**Exercise materials**
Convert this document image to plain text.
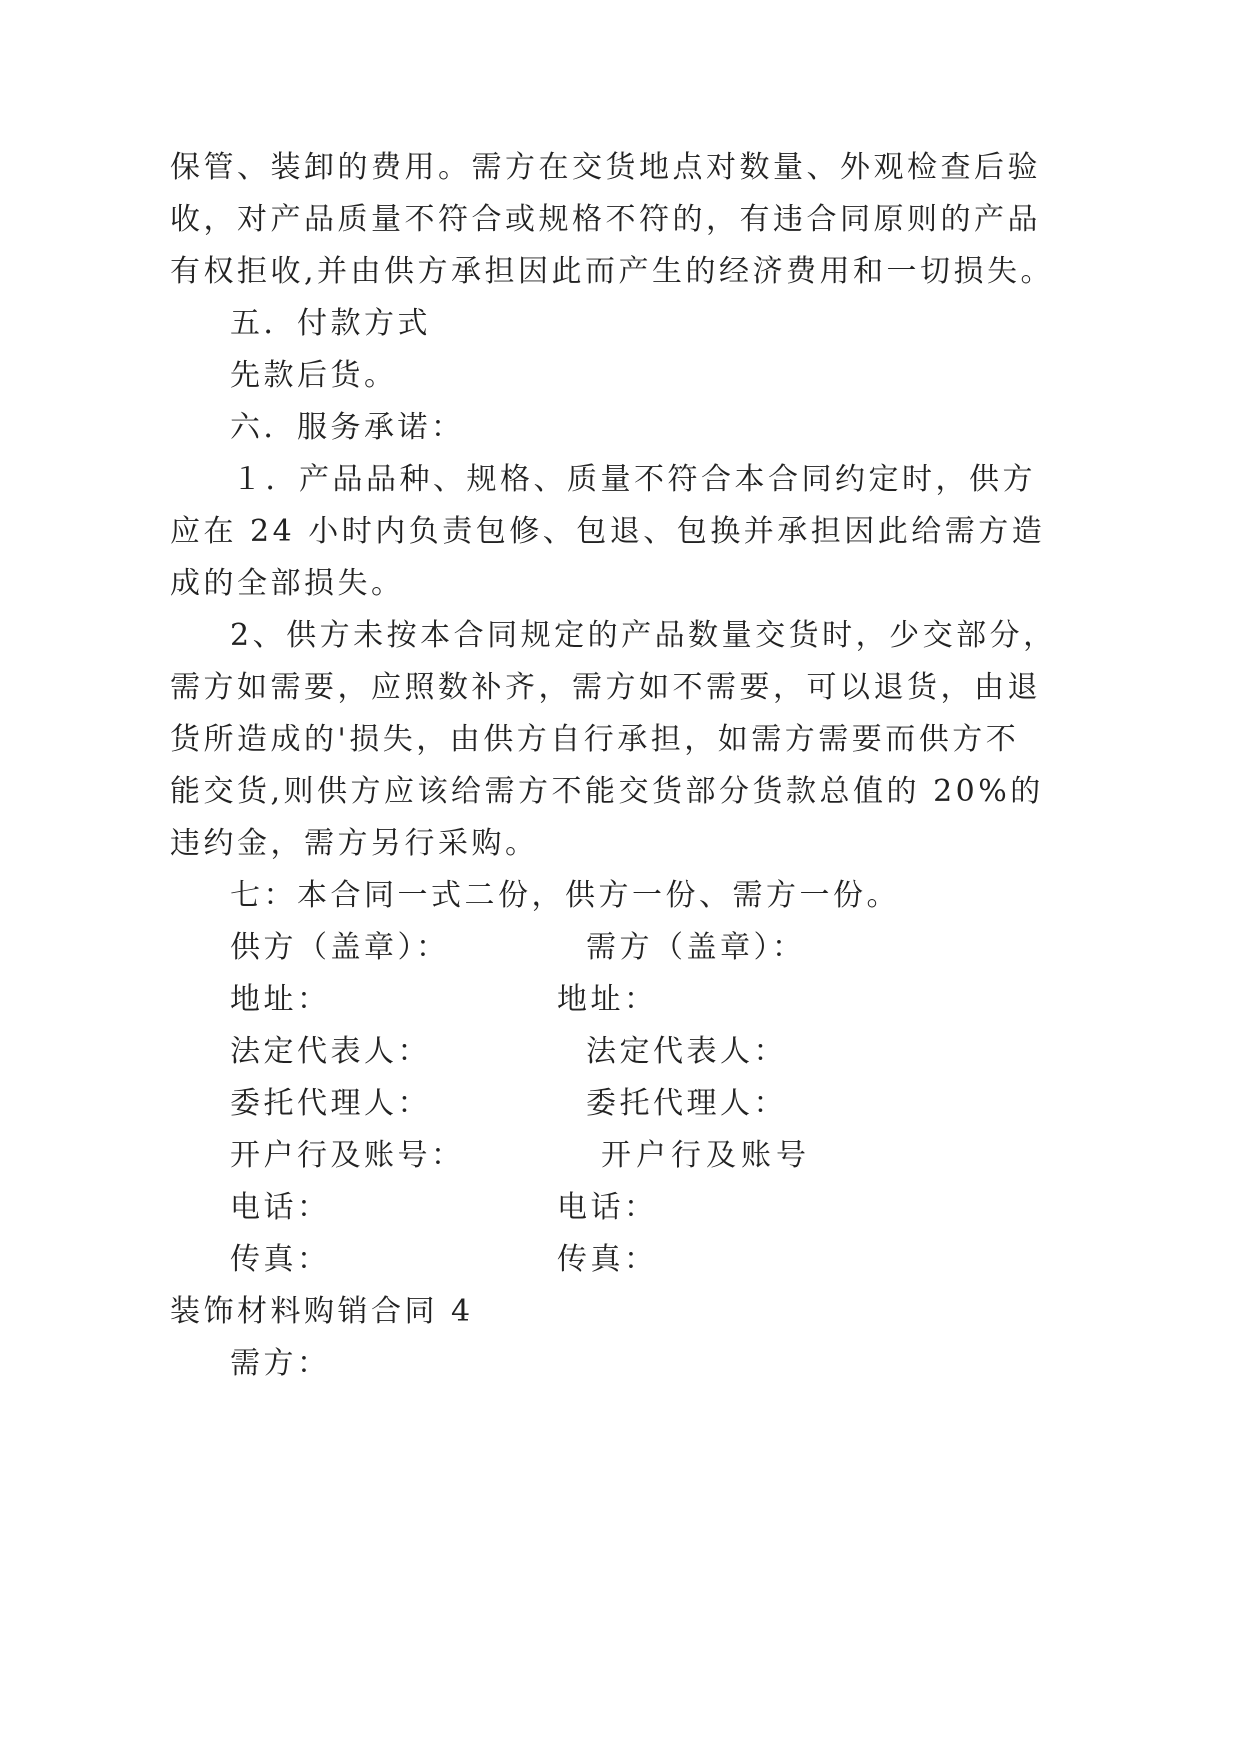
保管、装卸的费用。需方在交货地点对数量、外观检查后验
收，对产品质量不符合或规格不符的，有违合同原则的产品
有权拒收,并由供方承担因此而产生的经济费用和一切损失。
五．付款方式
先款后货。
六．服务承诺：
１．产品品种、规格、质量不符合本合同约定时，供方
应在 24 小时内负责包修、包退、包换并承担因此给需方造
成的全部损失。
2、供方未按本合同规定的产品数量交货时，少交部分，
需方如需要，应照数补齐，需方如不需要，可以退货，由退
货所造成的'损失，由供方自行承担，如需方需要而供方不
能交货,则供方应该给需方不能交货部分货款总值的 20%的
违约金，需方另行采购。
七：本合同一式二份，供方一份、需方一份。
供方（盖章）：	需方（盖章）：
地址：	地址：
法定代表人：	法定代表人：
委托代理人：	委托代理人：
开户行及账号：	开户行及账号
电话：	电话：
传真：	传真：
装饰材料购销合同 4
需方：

**Exercise task**
Without including any pictures, print all of the material exactly as given.

**Answer for the task**
Convert this document image to plain text.
保管、装卸的费用。需方在交货地点对数量、外观检查后验
收，对产品质量不符合或规格不符的，有违合同原则的产品
有权拒收,并由供方承担因此而产生的经济费用和一切损失。
五．付款方式
先款后货。
六．服务承诺：
１．产品品种、规格、质量不符合本合同约定时，供方
应在 24 小时内负责包修、包退、包换并承担因此给需方造
成的全部损失。
2、供方未按本合同规定的产品数量交货时，少交部分，
需方如需要，应照数补齐，需方如不需要，可以退货，由退
货所造成的'损失，由供方自行承担，如需方需要而供方不
能交货,则供方应该给需方不能交货部分货款总值的 20%的
违约金，需方另行采购。
七：本合同一式二份，供方一份、需方一份。
供方（盖章）：	需方（盖章）：
地址：	地址：
法定代表人：	法定代表人：
委托代理人：	委托代理人：
开户行及账号：	开户行及账号
电话：	电话：
传真：	传真：
装饰材料购销合同 4
需方：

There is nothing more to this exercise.